Problem statement - Each line of the listing where "stérilité" appears should be reported.

Data for processing -
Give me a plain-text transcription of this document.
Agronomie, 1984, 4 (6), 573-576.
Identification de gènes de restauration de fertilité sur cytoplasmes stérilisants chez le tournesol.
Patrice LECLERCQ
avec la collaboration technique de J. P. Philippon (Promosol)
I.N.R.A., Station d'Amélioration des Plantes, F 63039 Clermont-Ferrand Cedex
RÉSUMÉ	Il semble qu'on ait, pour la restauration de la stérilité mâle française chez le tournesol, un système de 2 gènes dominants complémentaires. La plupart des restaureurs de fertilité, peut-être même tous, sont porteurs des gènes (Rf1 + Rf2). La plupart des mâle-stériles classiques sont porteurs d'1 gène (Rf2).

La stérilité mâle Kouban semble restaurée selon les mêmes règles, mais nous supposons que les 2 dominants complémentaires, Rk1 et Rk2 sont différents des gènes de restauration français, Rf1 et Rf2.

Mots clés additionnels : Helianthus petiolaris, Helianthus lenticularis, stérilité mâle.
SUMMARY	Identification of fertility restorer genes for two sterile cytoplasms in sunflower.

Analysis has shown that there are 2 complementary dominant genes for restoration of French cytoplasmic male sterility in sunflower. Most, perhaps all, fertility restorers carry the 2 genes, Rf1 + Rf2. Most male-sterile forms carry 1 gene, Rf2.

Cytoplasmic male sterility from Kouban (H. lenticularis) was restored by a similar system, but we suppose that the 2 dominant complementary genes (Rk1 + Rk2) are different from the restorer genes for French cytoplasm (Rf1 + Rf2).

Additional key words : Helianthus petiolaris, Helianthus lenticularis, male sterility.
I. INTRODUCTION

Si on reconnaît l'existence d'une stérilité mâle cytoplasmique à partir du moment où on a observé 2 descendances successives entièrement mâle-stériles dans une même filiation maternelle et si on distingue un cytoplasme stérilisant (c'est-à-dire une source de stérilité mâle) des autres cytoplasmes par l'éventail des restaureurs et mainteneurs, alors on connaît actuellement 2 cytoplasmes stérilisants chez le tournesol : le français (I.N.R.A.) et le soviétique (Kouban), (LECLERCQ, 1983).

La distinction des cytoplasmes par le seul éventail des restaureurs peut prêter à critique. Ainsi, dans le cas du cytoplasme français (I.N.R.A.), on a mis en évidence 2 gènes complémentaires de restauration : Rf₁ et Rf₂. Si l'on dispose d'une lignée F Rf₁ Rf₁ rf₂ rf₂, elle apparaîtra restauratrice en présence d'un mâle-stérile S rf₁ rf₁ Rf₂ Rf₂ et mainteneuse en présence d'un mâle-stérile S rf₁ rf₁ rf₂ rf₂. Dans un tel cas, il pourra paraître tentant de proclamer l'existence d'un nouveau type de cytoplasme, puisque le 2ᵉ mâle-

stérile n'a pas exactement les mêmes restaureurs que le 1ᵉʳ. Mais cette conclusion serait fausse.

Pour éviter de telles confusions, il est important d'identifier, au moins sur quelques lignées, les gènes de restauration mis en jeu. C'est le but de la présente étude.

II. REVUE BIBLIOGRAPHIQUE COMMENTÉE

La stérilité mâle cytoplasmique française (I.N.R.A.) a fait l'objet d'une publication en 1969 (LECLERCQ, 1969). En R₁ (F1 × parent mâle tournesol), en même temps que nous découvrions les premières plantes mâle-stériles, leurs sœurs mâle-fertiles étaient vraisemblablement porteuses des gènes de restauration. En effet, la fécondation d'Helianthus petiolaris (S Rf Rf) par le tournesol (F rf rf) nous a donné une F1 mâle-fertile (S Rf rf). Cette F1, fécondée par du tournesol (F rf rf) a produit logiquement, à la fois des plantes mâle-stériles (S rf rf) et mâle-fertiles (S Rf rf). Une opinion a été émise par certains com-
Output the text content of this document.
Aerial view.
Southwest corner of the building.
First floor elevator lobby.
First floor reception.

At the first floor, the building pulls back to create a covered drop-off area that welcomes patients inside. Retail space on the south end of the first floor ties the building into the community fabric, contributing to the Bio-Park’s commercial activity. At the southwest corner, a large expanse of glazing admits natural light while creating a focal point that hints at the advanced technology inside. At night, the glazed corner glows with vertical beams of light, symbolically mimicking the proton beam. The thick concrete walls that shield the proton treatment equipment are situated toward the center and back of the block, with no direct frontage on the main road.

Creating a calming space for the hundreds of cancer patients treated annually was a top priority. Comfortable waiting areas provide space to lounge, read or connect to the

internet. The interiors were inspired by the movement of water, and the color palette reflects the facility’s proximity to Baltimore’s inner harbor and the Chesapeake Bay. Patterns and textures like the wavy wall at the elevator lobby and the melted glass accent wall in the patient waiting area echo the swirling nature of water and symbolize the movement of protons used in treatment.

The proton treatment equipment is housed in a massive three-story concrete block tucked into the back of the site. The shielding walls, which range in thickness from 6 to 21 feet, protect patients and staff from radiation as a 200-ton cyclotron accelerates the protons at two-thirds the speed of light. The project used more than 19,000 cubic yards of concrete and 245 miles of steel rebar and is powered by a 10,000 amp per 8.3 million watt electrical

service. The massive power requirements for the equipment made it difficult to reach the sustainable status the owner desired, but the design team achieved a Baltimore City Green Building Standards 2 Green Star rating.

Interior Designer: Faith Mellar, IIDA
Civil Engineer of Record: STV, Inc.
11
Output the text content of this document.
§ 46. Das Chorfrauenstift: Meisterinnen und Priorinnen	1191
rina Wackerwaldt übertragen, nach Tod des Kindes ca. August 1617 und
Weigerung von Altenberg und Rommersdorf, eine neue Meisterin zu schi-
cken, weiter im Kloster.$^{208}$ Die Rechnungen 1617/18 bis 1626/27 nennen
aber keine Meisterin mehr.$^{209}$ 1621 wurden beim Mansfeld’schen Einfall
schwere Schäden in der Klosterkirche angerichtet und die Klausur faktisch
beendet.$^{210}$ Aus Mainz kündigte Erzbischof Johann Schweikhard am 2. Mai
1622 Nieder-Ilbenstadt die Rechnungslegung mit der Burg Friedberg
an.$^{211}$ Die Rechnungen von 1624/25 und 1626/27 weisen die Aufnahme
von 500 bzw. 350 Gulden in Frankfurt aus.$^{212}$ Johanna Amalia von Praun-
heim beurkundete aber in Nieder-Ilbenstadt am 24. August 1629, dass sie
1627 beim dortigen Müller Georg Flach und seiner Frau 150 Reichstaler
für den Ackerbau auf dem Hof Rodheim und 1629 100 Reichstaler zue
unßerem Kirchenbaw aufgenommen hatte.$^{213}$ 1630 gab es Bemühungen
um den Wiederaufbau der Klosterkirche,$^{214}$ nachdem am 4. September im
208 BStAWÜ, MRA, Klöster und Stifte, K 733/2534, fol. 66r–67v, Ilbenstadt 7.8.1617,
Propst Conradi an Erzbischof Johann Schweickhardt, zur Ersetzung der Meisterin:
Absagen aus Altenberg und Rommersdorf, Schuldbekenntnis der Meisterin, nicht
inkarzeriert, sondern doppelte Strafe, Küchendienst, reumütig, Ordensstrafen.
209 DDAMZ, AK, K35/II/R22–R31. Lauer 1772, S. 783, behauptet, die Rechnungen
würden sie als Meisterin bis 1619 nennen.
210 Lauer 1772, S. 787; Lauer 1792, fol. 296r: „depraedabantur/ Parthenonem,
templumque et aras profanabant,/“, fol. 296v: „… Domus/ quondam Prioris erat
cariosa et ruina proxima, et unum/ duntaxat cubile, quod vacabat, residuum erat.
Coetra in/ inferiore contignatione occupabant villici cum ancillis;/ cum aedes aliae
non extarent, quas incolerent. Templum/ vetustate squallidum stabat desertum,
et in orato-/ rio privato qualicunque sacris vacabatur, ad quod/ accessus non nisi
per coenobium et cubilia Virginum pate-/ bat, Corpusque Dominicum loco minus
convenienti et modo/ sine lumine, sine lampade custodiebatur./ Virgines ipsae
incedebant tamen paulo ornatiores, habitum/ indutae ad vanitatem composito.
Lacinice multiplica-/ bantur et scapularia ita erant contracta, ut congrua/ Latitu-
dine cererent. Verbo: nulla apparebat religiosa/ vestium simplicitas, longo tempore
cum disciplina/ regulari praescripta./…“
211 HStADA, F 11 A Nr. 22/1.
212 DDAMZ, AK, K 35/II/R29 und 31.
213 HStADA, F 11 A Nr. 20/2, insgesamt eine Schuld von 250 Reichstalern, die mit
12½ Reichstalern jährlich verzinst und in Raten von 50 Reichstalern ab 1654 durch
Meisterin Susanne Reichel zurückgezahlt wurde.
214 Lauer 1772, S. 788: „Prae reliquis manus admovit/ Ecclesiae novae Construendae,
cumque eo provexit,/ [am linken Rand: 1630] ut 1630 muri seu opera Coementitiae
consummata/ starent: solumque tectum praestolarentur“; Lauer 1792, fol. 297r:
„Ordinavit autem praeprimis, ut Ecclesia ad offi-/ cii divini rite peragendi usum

Task result -
RÉSUMÉ	Il semble qu'on ait, pour la restauration de la stérilité mâle française chez le tournesol, un système de 2 gènes dominants complémentaires. La plupart des restaureurs de fertilité, peut-être même tous, sont porteurs des gènes (Rf1 + Rf2). La plupart des mâle-stériles classiques sont porteurs d'1 gène (Rf2).
La stérilité mâle Kouban semble restaurée selon les mêmes règles, mais nous supposons que les 2 dominants complémentaires, Rk1 et Rk2 sont différents des gènes de restauration français, Rf1 et Rf2.
Mots clés additionnels : Helianthus petiolaris, Helianthus lenticularis, stérilité mâle.
Si on reconnaît l'existence d'une stérilité mâle cytoplasmique à partir du moment où on a observé 2 descendances successives entièrement mâle-stériles dans une même filiation maternelle et si on distingue un cytoplasme stérilisant (c'est-à-dire une source de stérilité mâle) des autres cytoplasmes par l'éventail des restaureurs et mainteneurs, alors on connaît actuellement 2 cytoplasmes stérilisants chez le tournesol : le français (I.N.R.A.) et le soviétique (Kouban), (LECLERCQ, 1983).
La stérilité mâle cytoplasmique française (I.N.R.A.) a fait l'objet d'une publication en 1969 (LECLERCQ, 1969). En R₁ (F1 × parent mâle tournesol), en même temps que nous découvrions les premières plantes mâle-stériles, leurs sœurs mâle-fertiles étaient vraisemblablement porteuses des gènes de restauration. En effet, la fécondation d'Helianthus petiolaris (S Rf Rf) par le tournesol (F rf rf) nous a donné une F1 mâle-fertile (S Rf rf). Cette F1, fécondée par du tournesol (F rf rf) a produit logiquement, à la fois des plantes mâle-stériles (S rf rf) et mâle-fertiles (S Rf rf). Une opinion a été émise par certains com-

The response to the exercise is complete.